== Objective ==
Which lines hold the string "text"? Copy every one of them.

== Data entries ==
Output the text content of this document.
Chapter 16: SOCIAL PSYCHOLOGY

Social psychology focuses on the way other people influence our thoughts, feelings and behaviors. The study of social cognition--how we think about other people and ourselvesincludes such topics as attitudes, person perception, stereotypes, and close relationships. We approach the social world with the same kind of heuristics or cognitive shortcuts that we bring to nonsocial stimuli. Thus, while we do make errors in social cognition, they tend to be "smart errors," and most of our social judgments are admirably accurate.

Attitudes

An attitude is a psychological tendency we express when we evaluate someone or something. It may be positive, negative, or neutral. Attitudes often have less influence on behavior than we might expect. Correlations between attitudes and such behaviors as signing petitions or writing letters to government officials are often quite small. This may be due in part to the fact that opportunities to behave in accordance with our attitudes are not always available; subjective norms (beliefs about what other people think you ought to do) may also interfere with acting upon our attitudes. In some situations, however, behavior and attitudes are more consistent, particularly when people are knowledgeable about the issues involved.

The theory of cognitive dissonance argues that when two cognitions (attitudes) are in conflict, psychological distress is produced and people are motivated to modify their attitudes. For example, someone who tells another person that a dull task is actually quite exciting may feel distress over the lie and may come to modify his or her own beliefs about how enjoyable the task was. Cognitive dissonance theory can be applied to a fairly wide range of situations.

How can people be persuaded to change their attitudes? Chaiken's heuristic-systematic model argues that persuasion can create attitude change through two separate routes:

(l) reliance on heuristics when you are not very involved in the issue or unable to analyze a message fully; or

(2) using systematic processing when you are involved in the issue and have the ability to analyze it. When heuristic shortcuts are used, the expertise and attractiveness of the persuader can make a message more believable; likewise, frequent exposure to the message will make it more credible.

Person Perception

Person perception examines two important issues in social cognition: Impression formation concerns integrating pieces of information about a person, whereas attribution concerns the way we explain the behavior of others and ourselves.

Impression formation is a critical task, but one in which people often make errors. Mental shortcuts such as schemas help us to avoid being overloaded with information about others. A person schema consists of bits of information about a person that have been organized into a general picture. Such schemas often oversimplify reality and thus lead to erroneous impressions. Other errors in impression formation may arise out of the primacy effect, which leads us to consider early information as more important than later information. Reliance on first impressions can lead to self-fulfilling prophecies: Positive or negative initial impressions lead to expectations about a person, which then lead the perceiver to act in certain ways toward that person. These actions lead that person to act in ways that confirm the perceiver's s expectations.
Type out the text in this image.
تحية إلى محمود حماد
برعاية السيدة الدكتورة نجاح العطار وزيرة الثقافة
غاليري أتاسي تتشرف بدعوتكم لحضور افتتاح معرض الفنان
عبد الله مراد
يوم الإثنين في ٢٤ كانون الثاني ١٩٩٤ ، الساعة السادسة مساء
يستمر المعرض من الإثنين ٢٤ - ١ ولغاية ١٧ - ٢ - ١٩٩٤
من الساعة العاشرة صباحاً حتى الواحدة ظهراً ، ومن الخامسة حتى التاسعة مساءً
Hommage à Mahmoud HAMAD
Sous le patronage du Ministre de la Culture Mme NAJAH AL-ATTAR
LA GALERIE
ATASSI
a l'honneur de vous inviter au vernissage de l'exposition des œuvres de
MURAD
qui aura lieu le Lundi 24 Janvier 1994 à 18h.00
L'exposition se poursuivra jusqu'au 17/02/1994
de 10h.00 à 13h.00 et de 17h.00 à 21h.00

== Final result ==
Output the text content of this document.
Type out the text in this image.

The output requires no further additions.